REQUIRED WORK: Write down every entry below once more, exactly.

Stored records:
⁂
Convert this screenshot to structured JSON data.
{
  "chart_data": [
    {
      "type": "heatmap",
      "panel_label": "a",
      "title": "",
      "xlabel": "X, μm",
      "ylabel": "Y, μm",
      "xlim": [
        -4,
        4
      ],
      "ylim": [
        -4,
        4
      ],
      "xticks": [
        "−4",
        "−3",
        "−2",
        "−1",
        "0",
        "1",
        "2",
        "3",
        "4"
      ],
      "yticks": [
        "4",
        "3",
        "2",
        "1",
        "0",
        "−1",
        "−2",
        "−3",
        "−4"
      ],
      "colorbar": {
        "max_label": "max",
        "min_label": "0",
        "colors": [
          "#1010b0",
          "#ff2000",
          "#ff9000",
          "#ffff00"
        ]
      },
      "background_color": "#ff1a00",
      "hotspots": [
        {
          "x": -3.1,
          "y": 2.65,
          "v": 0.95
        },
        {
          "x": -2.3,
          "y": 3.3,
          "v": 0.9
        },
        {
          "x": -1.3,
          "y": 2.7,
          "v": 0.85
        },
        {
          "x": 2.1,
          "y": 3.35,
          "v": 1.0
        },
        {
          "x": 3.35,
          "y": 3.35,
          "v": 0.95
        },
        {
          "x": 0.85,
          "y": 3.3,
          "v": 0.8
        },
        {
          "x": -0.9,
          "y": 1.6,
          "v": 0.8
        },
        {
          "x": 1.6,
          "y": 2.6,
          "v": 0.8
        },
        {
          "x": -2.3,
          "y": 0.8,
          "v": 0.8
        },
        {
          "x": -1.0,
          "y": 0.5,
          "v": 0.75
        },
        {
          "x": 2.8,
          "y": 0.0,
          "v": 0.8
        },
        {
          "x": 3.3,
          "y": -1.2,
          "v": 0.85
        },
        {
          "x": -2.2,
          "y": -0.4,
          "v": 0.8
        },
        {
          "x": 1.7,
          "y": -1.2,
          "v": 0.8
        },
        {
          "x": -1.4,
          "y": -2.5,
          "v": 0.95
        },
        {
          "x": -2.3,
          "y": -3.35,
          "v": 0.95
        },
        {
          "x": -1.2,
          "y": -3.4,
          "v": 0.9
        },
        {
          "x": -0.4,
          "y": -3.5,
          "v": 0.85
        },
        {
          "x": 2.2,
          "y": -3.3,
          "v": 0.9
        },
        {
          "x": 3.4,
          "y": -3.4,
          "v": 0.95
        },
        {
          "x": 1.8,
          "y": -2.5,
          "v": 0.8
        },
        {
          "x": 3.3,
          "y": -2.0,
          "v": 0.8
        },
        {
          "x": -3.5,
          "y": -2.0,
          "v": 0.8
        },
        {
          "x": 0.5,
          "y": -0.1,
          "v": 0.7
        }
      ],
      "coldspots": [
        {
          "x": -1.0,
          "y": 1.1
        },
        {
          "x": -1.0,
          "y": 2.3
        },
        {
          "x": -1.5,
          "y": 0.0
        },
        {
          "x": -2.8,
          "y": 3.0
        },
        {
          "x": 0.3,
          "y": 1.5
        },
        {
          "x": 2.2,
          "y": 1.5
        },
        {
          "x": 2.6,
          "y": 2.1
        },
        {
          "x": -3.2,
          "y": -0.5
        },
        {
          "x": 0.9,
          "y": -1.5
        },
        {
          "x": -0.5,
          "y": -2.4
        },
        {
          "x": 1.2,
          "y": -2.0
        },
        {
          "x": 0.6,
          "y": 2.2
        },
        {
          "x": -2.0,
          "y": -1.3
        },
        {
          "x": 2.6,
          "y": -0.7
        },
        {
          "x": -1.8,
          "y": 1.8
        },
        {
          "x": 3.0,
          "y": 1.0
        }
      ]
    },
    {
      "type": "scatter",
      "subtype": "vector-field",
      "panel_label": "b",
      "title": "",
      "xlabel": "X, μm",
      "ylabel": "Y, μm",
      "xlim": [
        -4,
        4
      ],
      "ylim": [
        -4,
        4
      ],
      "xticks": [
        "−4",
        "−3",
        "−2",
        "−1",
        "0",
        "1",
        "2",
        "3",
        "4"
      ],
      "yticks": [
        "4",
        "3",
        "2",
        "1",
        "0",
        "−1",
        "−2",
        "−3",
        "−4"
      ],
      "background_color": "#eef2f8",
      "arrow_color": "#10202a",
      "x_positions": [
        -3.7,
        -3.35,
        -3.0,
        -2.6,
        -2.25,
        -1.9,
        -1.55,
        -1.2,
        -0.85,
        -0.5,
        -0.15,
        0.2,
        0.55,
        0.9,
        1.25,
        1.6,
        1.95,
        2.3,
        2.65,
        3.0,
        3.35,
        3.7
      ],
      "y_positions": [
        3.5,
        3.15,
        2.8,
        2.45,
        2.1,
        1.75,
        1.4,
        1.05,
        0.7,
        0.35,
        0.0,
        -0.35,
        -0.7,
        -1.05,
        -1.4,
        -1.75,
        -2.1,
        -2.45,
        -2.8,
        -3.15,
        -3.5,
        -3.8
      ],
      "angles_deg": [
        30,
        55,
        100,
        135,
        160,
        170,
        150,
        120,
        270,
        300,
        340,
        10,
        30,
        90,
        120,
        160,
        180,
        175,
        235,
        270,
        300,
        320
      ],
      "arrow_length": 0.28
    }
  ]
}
⁂
WORKED ANSWER:
Convert this screenshot to structured JSON data.
{
  "chart_data": [
    {
      "type": "heatmap",
      "panel_label": "a",
      "title": "",
      "xlabel": "X, μm",
      "ylabel": "Y, μm",
      "xlim": [
        -4,
        4
      ],
      "ylim": [
        -4,
        4
      ],
      "xticks": [
        "−4",
        "−3",
        "−2",
        "−1",
        "0",
        "1",
        "2",
        "3",
        "4"
      ],
      "yticks": [
        "4",
        "3",
        "2",
        "1",
        "0",
        "−1",
        "−2",
        "−3",
        "−4"
      ],
      "colorbar": {
        "max_label": "max",
        "min_label": "0",
        "colors": [
          "#1010b0",
          "#ff2000",
          "#ff9000",
          "#ffff00"
        ]
      },
      "background_color": "#ff1a00",
      "hotspots": [
        {
          "x": -3.1,
          "y": 2.65,
          "v": 0.95
        },
        {
          "x": -2.3,
          "y": 3.3,
          "v": 0.9
        },
        {
          "x": -1.3,
          "y": 2.7,
          "v": 0.85
        },
        {
          "x": 2.1,
          "y": 3.35,
          "v": 1.0
        },
        {
          "x": 3.35,
          "y": 3.35,
          "v": 0.95
        },
        {
          "x": 0.85,
          "y": 3.3,
          "v": 0.8
        },
        {
          "x": -0.9,
          "y": 1.6,
          "v": 0.8
        },
        {
          "x": 1.6,
          "y": 2.6,
          "v": 0.8
        },
        {
          "x": -2.3,
          "y": 0.8,
          "v": 0.8
        },
        {
          "x": -1.0,
          "y": 0.5,
          "v": 0.75
        },
        {
          "x": 2.8,
          "y": 0.0,
          "v": 0.8
        },
        {
          "x": 3.3,
          "y": -1.2,
          "v": 0.85
        },
        {
          "x": -2.2,
          "y": -0.4,
          "v": 0.8
        },
        {
          "x": 1.7,
          "y": -1.2,
          "v": 0.8
        },
        {
          "x": -1.4,
          "y": -2.5,
          "v": 0.95
        },
        {
          "x": -2.3,
          "y": -3.35,
          "v": 0.95
        },
        {
          "x": -1.2,
          "y": -3.4,
          "v": 0.9
        },
        {
          "x": -0.4,
          "y": -3.5,
          "v": 0.85
        },
        {
          "x": 2.2,
          "y": -3.3,
          "v": 0.9
        },
        {
          "x": 3.4,
          "y": -3.4,
          "v": 0.95
        },
        {
          "x": 1.8,
          "y": -2.5,
          "v": 0.8
        },
        {
          "x": 3.3,
          "y": -2.0,
          "v": 0.8
        },
        {
          "x": -3.5,
          "y": -2.0,
          "v": 0.8
        },
        {
          "x": 0.5,
          "y": -0.1,
          "v": 0.7
        }
      ],
      "coldspots": [
        {
          "x": -1.0,
          "y": 1.1
        },
        {
          "x": -1.0,
          "y": 2.3
        },
        {
          "x": -1.5,
          "y": 0.0
        },
        {
          "x": -2.8,
          "y": 3.0
        },
        {
          "x": 0.3,
          "y": 1.5
        },
        {
          "x": 2.2,
          "y": 1.5
        },
        {
          "x": 2.6,
          "y": 2.1
        },
        {
          "x": -3.2,
          "y": -0.5
        },
        {
          "x": 0.9,
          "y": -1.5
        },
        {
          "x": -0.5,
          "y": -2.4
        },
        {
          "x": 1.2,
          "y": -2.0
        },
        {
          "x": 0.6,
          "y": 2.2
        },
        {
          "x": -2.0,
          "y": -1.3
        },
        {
          "x": 2.6,
          "y": -0.7
        },
        {
          "x": -1.8,
          "y": 1.8
        },
        {
          "x": 3.0,
          "y": 1.0
        }
      ]
    },
    {
      "type": "scatter",
      "subtype": "vector-field",
      "panel_label": "b",
      "title": "",
      "xlabel": "X, μm",
      "ylabel": "Y, μm",
      "xlim": [
        -4,
        4
      ],
      "ylim": [
        -4,
        4
      ],
      "xticks": [
        "−4",
        "−3",
        "−2",
        "−1",
        "0",
        "1",
        "2",
        "3",
        "4"
      ],
      "yticks": [
        "4",
        "3",
        "2",
        "1",
        "0",
        "−1",
        "−2",
        "−3",
        "−4"
      ],
      "background_color": "#eef2f8",
      "arrow_color": "#10202a",
      "x_positions": [
        -3.7,
        -3.35,
        -3.0,
        -2.6,
        -2.25,
        -1.9,
        -1.55,
        -1.2,
        -0.85,
        -0.5,
        -0.15,
        0.2,
        0.55,
        0.9,
        1.25,
        1.6,
        1.95,
        2.3,
        2.65,
        3.0,
        3.35,
        3.7
      ],
      "y_positions": [
        3.5,
        3.15,
        2.8,
        2.45,
        2.1,
        1.75,
        1.4,
        1.05,
        0.7,
        0.35,
        0.0,
        -0.35,
        -0.7,
        -1.05,
        -1.4,
        -1.75,
        -2.1,
        -2.45,
        -2.8,
        -3.15,
        -3.5,
        -3.8
      ],
      "angles_deg": [
        30,
        55,
        100,
        135,
        160,
        170,
        150,
        120,
        270,
        300,
        340,
        10,
        30,
        90,
        120,
        160,
        180,
        175,
        235,
        270,
        300,
        320
      ],
      "arrow_length": 0.28
    }
  ]
}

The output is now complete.